## TASK REQUIREMENTS
In the data below, find every line that has the string "Verilog", and copy it.

## MATERIAL FOR THIS TASK
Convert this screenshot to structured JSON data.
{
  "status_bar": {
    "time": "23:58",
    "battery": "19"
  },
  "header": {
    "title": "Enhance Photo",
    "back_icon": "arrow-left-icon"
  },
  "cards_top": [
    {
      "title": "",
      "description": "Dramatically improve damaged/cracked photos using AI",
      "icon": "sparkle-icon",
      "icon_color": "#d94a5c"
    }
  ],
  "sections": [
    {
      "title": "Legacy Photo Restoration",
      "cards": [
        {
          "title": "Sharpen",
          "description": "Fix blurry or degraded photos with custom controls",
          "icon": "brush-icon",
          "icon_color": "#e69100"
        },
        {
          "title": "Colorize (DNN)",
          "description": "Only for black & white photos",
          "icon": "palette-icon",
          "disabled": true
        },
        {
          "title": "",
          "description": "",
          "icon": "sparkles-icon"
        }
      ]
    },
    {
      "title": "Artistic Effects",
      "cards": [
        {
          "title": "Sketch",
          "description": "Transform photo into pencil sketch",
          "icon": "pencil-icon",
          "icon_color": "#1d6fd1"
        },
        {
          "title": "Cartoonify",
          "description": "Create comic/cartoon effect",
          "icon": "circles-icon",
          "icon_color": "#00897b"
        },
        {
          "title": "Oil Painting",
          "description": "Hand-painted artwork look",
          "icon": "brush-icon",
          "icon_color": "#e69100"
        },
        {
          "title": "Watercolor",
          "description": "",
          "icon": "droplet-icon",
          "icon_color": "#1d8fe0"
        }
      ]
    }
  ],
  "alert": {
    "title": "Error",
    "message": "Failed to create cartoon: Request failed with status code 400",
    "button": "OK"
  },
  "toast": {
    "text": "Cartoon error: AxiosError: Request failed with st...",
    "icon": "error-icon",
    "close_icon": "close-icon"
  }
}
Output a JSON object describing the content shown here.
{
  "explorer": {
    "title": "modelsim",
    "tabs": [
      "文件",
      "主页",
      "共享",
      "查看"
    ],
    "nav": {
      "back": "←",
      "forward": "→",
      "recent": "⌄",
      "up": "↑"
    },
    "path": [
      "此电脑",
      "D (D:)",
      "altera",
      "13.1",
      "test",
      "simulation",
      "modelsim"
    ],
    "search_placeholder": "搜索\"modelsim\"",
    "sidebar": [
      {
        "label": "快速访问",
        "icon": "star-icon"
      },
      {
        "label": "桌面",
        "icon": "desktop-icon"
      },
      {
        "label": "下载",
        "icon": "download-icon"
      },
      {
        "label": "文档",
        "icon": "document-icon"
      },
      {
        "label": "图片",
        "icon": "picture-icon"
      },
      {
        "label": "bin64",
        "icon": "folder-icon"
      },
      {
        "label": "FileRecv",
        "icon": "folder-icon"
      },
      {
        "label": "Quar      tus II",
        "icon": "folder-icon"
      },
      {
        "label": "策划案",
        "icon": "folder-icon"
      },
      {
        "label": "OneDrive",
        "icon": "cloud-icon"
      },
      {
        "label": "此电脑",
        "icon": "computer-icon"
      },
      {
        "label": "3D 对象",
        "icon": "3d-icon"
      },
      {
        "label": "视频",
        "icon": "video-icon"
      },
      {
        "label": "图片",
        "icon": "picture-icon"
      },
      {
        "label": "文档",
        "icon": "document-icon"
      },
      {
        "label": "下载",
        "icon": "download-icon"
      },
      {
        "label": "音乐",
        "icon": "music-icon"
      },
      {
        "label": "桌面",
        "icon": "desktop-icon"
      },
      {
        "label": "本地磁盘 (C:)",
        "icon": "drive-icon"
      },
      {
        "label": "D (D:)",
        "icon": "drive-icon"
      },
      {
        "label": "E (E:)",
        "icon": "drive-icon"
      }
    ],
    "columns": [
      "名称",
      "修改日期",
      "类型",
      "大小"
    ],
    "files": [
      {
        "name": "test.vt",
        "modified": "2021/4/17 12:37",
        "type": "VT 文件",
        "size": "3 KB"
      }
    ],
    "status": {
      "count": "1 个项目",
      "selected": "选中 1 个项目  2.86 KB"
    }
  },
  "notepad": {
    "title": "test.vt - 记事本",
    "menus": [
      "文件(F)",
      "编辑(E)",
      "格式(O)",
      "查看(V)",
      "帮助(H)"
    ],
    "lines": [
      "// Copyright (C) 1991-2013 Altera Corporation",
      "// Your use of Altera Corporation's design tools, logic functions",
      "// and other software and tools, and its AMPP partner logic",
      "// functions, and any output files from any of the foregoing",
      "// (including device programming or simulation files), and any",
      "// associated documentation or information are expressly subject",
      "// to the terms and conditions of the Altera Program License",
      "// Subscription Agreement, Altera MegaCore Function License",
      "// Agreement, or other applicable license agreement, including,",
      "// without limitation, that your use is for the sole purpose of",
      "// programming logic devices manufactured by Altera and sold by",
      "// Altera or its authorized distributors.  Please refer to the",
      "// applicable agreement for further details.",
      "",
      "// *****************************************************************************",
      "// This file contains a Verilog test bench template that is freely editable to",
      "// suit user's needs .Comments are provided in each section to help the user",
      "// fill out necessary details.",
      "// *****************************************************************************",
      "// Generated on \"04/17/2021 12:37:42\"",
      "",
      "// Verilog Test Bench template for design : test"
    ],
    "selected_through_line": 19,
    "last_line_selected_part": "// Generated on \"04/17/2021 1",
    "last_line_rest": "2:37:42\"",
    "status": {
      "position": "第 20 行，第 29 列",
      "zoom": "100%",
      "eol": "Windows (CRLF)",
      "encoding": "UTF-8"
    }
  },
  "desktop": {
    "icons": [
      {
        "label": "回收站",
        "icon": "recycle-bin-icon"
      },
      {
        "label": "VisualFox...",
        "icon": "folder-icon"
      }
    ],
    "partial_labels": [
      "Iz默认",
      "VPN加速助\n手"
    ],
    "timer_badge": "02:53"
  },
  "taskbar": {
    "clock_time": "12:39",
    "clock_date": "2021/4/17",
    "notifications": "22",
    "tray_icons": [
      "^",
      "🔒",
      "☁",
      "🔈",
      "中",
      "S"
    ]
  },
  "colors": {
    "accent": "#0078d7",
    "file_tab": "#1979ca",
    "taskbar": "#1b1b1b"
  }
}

## COMPLETE OUTPUT
      "// This file contains a Verilog test bench template that is freely editable to",
      "// Verilog Test Bench template for design : test"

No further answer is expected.